**MATERIAL FOR THIS TASK:**
════

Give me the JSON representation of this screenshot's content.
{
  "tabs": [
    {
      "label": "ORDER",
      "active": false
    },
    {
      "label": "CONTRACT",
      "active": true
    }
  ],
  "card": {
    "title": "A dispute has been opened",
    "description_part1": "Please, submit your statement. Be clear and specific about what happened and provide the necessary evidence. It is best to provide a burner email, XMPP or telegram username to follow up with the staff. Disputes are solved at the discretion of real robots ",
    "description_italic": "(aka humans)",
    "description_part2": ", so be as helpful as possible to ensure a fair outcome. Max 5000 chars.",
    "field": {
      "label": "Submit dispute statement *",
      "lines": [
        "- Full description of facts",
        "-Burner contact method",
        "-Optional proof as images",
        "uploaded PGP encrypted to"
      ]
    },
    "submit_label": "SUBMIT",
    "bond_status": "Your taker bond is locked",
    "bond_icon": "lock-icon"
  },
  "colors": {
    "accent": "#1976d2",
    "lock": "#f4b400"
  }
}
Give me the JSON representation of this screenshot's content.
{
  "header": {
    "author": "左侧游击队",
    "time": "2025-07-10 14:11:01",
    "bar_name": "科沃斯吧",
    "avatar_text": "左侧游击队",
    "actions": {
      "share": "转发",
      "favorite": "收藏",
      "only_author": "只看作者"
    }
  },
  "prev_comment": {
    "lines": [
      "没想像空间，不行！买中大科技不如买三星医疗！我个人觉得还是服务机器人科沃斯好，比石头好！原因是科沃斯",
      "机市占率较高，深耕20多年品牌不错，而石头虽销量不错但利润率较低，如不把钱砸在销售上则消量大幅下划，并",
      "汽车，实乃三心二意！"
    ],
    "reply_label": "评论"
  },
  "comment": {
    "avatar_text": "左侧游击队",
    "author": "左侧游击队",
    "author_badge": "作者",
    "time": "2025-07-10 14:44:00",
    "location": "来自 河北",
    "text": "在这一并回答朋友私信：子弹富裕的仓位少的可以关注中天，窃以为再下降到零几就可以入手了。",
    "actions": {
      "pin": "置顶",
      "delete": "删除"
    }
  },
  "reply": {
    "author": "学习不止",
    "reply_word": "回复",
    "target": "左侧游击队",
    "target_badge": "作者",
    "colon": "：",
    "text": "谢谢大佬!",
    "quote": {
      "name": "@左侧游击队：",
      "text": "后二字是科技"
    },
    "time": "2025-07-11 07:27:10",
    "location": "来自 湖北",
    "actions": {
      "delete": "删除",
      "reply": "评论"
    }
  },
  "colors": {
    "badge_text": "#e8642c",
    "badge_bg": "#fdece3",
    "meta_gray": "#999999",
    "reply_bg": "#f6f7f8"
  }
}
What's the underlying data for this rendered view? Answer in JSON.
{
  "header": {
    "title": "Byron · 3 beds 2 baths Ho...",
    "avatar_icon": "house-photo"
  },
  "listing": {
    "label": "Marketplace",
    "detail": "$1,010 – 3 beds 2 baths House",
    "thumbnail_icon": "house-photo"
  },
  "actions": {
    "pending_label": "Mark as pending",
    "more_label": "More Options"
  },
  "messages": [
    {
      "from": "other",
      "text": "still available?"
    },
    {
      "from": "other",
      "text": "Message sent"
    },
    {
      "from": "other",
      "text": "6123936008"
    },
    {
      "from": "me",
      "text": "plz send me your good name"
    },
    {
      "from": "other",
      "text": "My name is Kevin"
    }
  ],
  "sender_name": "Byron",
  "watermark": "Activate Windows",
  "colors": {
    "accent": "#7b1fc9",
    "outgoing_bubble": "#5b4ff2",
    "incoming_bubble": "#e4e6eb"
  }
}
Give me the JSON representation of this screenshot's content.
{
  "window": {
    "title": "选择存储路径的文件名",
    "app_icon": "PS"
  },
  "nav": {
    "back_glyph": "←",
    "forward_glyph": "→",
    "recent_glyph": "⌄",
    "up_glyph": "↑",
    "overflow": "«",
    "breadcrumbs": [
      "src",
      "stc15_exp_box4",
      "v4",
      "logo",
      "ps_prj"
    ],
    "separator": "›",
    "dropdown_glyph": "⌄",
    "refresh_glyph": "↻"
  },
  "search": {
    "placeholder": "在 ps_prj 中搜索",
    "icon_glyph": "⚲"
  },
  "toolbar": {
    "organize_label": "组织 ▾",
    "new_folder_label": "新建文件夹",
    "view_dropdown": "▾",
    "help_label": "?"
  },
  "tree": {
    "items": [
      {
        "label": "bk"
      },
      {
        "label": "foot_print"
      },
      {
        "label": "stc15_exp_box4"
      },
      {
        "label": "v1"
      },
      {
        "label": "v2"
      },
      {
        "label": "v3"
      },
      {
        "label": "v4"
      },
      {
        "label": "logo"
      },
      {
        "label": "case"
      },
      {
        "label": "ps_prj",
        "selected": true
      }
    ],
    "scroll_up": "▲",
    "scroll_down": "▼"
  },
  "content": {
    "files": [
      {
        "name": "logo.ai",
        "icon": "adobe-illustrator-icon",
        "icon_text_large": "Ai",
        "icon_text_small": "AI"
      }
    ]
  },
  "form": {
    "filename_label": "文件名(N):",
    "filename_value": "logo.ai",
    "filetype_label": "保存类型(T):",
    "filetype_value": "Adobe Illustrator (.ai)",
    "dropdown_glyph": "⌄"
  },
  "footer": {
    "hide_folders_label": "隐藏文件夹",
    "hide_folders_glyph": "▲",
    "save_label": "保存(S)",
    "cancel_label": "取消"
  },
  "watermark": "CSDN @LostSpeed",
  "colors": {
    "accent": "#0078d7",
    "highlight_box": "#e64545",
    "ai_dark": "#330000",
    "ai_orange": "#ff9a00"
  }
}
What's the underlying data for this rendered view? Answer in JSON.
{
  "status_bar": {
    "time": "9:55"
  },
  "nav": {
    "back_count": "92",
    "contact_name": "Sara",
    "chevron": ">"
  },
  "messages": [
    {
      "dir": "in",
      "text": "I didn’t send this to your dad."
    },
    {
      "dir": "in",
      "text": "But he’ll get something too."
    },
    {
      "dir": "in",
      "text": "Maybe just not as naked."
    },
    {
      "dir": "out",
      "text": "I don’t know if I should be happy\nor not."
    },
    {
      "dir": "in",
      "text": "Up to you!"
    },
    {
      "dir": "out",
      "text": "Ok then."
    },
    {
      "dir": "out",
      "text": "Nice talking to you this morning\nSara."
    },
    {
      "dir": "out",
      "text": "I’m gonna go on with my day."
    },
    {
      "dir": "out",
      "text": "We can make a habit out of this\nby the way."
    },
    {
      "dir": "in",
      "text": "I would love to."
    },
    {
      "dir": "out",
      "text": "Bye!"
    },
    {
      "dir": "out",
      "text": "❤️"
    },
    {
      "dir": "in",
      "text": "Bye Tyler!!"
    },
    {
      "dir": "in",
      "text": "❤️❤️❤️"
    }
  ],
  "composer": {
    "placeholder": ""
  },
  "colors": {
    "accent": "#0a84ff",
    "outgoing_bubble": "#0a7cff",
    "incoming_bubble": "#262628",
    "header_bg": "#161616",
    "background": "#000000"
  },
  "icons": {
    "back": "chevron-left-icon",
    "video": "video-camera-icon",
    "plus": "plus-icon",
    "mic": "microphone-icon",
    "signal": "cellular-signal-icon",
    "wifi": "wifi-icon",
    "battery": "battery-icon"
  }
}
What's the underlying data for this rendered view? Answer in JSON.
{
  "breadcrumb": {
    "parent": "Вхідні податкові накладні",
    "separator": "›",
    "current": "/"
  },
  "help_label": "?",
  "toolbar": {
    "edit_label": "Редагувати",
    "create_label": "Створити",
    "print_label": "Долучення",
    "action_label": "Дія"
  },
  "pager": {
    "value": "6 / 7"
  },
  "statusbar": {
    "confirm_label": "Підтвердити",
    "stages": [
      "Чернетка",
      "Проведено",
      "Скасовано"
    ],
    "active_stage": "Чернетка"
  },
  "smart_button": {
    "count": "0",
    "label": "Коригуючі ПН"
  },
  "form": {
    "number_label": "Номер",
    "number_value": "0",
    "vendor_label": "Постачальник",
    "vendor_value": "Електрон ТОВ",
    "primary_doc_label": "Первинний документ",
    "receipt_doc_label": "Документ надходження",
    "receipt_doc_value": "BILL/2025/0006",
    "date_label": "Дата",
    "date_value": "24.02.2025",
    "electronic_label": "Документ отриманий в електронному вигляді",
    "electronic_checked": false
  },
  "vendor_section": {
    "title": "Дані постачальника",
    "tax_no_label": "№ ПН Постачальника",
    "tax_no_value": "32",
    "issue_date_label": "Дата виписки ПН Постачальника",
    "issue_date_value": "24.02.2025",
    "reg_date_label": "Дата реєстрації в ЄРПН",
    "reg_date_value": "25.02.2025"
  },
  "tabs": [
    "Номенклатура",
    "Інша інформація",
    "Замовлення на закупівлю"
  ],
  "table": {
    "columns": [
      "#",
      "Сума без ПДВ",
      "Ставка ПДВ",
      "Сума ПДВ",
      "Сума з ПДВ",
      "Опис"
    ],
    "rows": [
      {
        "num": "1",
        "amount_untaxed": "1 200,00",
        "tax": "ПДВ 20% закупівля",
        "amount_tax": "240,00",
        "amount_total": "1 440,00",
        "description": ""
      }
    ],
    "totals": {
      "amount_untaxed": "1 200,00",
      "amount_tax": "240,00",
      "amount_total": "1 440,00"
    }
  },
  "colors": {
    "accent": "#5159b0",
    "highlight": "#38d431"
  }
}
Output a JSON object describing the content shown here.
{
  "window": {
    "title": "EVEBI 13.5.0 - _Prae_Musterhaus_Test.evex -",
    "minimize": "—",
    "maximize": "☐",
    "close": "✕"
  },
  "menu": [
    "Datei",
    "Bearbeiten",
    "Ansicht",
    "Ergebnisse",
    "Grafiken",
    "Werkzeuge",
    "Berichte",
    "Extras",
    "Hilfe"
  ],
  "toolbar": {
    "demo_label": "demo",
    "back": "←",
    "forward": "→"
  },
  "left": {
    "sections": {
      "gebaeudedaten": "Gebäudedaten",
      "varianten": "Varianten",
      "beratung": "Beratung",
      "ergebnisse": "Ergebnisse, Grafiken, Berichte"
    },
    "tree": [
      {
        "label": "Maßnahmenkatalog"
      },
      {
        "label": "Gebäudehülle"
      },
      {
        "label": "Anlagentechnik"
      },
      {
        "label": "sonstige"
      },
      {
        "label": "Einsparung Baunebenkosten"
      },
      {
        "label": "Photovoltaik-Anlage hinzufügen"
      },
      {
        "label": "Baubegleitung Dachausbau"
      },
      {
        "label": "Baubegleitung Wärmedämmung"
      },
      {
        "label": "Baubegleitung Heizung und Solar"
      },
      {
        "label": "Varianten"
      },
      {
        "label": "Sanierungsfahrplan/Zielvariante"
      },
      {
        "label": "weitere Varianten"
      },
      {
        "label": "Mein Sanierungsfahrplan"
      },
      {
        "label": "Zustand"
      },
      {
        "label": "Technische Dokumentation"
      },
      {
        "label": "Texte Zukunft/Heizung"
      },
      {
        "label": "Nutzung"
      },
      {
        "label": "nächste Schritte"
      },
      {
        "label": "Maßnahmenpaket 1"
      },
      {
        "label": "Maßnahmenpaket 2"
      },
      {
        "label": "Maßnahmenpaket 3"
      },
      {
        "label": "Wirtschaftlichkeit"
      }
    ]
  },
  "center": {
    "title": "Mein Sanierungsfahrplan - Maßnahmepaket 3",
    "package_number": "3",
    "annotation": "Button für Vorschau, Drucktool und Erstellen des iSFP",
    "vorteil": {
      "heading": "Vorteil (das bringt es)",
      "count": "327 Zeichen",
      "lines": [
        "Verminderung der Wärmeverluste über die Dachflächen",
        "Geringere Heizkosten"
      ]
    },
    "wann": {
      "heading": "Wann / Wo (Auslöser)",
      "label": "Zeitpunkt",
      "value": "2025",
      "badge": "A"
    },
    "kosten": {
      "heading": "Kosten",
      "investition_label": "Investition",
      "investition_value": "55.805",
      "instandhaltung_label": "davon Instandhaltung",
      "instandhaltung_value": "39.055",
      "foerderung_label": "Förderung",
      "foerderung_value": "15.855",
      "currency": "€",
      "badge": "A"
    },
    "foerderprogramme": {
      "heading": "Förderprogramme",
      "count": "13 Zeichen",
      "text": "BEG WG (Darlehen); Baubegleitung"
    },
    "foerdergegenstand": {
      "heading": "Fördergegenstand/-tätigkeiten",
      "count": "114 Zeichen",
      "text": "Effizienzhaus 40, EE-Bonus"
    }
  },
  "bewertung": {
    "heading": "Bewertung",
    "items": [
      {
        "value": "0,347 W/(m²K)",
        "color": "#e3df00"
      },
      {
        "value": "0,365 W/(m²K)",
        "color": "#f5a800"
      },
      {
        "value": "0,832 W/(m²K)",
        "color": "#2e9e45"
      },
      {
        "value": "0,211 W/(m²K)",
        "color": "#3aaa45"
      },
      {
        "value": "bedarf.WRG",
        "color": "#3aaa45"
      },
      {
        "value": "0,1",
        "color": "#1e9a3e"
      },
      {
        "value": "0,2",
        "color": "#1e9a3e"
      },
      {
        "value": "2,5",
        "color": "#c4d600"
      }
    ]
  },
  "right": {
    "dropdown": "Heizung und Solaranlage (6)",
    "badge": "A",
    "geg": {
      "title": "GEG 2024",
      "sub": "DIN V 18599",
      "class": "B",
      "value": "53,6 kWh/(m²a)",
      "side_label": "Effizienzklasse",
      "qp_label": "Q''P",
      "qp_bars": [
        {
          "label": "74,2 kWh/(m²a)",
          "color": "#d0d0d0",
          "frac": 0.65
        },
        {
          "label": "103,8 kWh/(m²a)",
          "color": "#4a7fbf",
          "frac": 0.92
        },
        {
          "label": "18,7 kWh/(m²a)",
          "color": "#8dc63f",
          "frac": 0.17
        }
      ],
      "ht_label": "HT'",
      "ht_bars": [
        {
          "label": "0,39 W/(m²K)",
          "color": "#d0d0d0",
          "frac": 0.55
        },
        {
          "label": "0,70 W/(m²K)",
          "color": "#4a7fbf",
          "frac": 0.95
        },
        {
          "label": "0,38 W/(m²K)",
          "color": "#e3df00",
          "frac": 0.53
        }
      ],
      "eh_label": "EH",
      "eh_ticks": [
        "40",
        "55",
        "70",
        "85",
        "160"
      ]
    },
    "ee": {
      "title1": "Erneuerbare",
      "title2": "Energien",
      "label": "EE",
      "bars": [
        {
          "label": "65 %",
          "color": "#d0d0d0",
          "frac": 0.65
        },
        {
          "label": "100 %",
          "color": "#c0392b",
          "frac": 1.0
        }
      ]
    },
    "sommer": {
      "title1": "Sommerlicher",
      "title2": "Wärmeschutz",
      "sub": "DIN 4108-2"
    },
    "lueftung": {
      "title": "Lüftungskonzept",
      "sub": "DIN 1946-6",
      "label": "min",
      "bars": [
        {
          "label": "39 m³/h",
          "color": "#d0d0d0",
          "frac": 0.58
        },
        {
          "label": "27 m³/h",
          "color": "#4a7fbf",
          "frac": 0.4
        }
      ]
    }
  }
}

════

**THE REQUEST:** Copy out all lines that carry the word "with".

**RESPONSE TO THE TASK:**
    "description_part1": "Please, submit your statement. Be clear and specific about what happened and provide the necessary evidence. It is best to provide a burner email, XMPP or telegram username to follow up with the staff. Disputes are solved at the discretion of real robots ",
      "text": "I’m gonna go on with my day."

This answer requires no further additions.